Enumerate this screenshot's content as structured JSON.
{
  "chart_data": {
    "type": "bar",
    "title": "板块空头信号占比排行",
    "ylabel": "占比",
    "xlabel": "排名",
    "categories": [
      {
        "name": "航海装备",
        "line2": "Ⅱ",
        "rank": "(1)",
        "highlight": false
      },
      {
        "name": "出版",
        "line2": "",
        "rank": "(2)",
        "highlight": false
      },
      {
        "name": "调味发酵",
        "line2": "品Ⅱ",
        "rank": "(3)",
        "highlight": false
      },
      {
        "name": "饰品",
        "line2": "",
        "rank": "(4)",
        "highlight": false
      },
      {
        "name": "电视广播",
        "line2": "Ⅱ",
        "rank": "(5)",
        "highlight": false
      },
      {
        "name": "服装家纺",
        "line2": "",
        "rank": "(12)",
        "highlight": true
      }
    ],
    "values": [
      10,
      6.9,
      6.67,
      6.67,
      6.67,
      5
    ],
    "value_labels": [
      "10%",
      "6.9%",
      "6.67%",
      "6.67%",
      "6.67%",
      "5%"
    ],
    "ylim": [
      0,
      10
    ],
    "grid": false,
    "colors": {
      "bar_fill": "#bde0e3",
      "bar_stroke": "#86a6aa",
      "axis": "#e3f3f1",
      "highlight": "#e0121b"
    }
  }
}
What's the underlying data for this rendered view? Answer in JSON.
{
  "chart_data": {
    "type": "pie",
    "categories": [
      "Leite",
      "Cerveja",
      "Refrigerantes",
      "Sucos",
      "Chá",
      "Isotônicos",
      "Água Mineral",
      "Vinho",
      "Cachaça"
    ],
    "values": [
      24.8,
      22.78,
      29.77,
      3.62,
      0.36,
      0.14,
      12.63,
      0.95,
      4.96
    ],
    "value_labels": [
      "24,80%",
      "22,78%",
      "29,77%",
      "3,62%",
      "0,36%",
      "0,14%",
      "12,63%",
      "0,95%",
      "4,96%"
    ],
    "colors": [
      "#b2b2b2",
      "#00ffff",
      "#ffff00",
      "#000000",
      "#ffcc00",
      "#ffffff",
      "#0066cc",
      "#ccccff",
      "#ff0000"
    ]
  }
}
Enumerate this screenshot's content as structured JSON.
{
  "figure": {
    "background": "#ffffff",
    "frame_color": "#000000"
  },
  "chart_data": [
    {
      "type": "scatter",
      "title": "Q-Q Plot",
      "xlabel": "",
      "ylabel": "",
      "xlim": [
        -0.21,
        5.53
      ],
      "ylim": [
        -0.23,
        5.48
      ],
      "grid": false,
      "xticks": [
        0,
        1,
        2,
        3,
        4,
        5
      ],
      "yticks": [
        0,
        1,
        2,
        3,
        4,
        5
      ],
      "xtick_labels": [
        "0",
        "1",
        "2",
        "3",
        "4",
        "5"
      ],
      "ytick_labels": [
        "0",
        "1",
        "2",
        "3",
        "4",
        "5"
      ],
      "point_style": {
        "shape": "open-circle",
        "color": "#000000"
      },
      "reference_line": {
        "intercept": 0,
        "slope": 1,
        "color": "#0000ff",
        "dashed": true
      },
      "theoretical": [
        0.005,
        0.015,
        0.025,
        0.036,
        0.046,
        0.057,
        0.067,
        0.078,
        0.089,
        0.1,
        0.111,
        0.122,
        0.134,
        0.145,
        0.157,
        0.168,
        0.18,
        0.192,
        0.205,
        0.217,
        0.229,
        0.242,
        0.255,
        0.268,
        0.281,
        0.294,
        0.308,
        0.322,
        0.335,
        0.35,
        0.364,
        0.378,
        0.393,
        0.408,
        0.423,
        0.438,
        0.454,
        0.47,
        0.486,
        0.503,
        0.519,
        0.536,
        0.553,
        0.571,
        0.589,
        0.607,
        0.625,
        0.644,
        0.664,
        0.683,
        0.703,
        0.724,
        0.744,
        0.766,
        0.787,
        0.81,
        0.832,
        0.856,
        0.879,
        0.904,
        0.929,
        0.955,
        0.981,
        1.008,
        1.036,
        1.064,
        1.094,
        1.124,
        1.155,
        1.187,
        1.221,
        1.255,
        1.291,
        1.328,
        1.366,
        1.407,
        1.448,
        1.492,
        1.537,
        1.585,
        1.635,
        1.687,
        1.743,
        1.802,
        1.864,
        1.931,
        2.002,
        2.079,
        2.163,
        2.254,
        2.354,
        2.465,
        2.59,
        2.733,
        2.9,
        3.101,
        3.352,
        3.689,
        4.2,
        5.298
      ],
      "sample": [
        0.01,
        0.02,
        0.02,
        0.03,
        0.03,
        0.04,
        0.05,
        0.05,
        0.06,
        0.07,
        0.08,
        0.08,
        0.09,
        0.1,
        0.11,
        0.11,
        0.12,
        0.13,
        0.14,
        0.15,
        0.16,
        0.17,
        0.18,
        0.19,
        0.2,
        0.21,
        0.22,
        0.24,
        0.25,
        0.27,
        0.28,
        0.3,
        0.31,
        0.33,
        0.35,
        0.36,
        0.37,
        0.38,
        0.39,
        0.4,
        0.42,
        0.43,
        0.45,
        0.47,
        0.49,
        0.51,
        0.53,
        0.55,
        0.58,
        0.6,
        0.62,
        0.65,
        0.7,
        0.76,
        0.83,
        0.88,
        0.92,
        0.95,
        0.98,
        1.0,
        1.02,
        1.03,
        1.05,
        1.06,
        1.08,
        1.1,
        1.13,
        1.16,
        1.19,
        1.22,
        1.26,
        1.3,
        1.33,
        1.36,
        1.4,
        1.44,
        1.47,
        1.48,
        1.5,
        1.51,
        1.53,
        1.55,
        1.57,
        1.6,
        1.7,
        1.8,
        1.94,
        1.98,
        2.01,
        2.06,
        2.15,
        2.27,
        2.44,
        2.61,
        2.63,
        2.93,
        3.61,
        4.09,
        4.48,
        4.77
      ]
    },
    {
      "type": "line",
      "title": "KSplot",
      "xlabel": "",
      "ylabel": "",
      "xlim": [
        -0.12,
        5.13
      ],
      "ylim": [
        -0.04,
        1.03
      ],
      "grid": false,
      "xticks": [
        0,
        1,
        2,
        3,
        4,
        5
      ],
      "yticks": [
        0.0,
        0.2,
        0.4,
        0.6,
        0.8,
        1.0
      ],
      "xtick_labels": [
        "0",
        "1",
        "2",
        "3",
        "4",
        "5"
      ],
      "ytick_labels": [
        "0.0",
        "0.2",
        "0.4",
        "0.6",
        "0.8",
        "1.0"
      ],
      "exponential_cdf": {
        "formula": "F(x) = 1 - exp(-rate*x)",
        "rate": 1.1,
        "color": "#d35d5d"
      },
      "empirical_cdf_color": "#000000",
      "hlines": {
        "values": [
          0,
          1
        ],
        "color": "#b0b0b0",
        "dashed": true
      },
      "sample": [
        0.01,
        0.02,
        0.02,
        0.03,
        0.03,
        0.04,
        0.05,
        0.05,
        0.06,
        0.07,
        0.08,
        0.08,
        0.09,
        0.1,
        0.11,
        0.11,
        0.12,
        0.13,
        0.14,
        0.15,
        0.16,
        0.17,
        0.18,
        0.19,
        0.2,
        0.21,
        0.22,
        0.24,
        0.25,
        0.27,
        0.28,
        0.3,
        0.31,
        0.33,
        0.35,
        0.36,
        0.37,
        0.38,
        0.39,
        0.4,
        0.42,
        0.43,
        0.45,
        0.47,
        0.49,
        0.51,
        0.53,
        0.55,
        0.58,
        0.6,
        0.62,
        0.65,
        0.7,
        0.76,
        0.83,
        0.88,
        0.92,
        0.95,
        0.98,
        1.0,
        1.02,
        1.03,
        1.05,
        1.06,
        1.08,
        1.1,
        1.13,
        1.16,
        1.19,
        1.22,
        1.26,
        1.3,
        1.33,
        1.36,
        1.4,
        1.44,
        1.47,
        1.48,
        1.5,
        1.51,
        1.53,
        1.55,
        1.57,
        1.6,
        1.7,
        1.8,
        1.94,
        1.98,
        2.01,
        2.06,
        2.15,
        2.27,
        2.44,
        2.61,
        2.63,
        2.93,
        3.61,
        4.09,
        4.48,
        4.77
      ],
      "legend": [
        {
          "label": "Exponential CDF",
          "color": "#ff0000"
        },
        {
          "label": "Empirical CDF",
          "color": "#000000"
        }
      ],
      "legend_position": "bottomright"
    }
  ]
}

____________________

GOAL:
From the data above, gather every line that includes the word "name".

REPLY:
        "name": "航海装备",
        "name": "出版",
        "name": "调味发酵",
        "name": "饰品",
        "name": "电视广播",
        "name": "服装家纺",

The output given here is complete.